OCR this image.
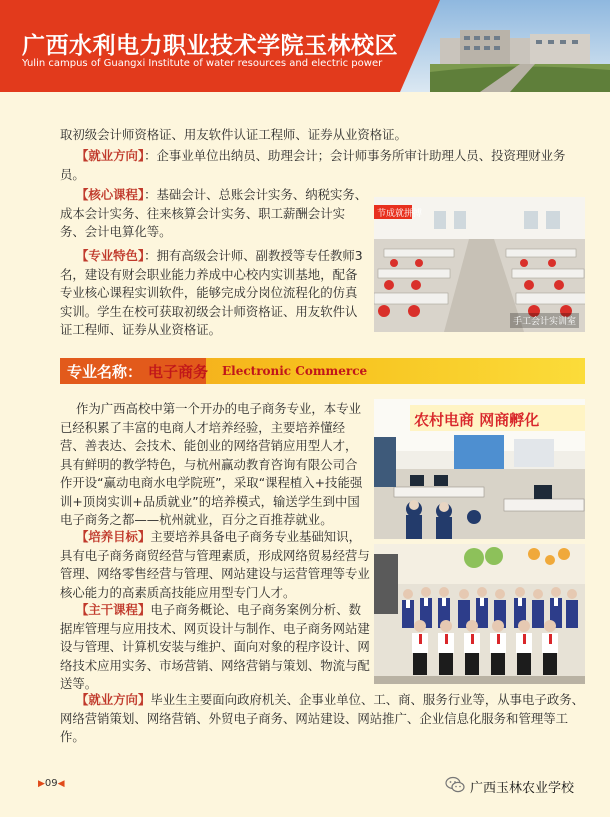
广西水利电力职业技术学院玉林校区
Yulin campus of Guangxi Institute of water resources and electric power
取初级会计师资格证、用友软件认证工程师、证券从业资格证。
【就业方向】：企事业单位出纳员、助理会计；会计师事务所审计助理人员、投资理财业务员。
【核心课程】：基础会计、总账会计实务、纳税实务、成本会计实务、往来核算会计实务、职工薪酬会计实务、会计电算化等。
【专业特色】：拥有高级会计师、副教授等专任教师3名，建设有财会职业能力养成中心校内实训基地，配备专业核心课程实训软件，能够完成分岗位流程化的仿真实训。学生在校可获取初级会计师资格证、用友软件认证工程师、证券从业资格证。
节成就拼搏
手工会计实训室
专业名称： 电子商务 Electronic Commerce
作为广西高校中第一个开办的电子商务专业，本专业已经积累了丰富的电商人才培养经验，主要培养懂经营、善表达、会技术、能创业的网络营销应用型人才，具有鲜明的教学特色，与杭州赢动教育咨询有限公司合作开设“赢动电商水电学院班”，采取“课程植入+技能强训+顶岗实训+品质就业”的培养模式，输送学生到中国电子商务之都——杭州就业，百分之百推荐就业。
【培养目标】主要培养具备电子商务专业基础知识，具有电子商务商贸经营与管理素质，形成网络贸易经营与管理、网络零售经营与管理、网站建设与运营管理等专业核心能力的高素质高技能应用型专门人才。
【主干课程】电子商务概论、电子商务案例分析、数据库管理与应用技术、网页设计与制作、电子商务网站建设与管理、计算机安装与维护、面向对象的程序设计、网络技术应用实务、市场营销、网络营销与策划、物流与配送等。
【就业方向】毕业生主要面向政府机关、企事业单位、工、商、服务行业等，从事电子政务、网络营销策划、网络营销、外贸电子商务、网站建设、网站推广、企业信息化服务和管理等工作。
农村电商 网商孵化
▶09◀	广西玉林农业学校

#####

**The exercise**
Write out the entries above word for word. Do not include the pictures.

**Output of the exercise**
OCR this image.
广西水利电力职业技术学院玉林校区
Yulin campus of Guangxi Institute of water resources and electric power
取初级会计师资格证、用友软件认证工程师、证券从业资格证。
【就业方向】：企事业单位出纳员、助理会计；会计师事务所审计助理人员、投资理财业务员。
【核心课程】：基础会计、总账会计实务、纳税实务、成本会计实务、往来核算会计实务、职工薪酬会计实务、会计电算化等。
【专业特色】：拥有高级会计师、副教授等专任教师3名，建设有财会职业能力养成中心校内实训基地，配备专业核心课程实训软件，能够完成分岗位流程化的仿真实训。学生在校可获取初级会计师资格证、用友软件认证工程师、证券从业资格证。
节成就拼搏
手工会计实训室
专业名称： 电子商务 Electronic Commerce
作为广西高校中第一个开办的电子商务专业，本专业已经积累了丰富的电商人才培养经验，主要培养懂经营、善表达、会技术、能创业的网络营销应用型人才，具有鲜明的教学特色，与杭州赢动教育咨询有限公司合作开设“赢动电商水电学院班”，采取“课程植入+技能强训+顶岗实训+品质就业”的培养模式，输送学生到中国电子商务之都——杭州就业，百分之百推荐就业。
【培养目标】主要培养具备电子商务专业基础知识，具有电子商务商贸经营与管理素质，形成网络贸易经营与管理、网络零售经营与管理、网站建设与运营管理等专业核心能力的高素质高技能应用型专门人才。
【主干课程】电子商务概论、电子商务案例分析、数据库管理与应用技术、网页设计与制作、电子商务网站建设与管理、计算机安装与维护、面向对象的程序设计、网络技术应用实务、市场营销、网络营销与策划、物流与配送等。
【就业方向】毕业生主要面向政府机关、企事业单位、工、商、服务行业等，从事电子政务、网络营销策划、网络营销、外贸电子商务、网站建设、网站推广、企业信息化服务和管理等工作。
农村电商 网商孵化
▶09◀	广西玉林农业学校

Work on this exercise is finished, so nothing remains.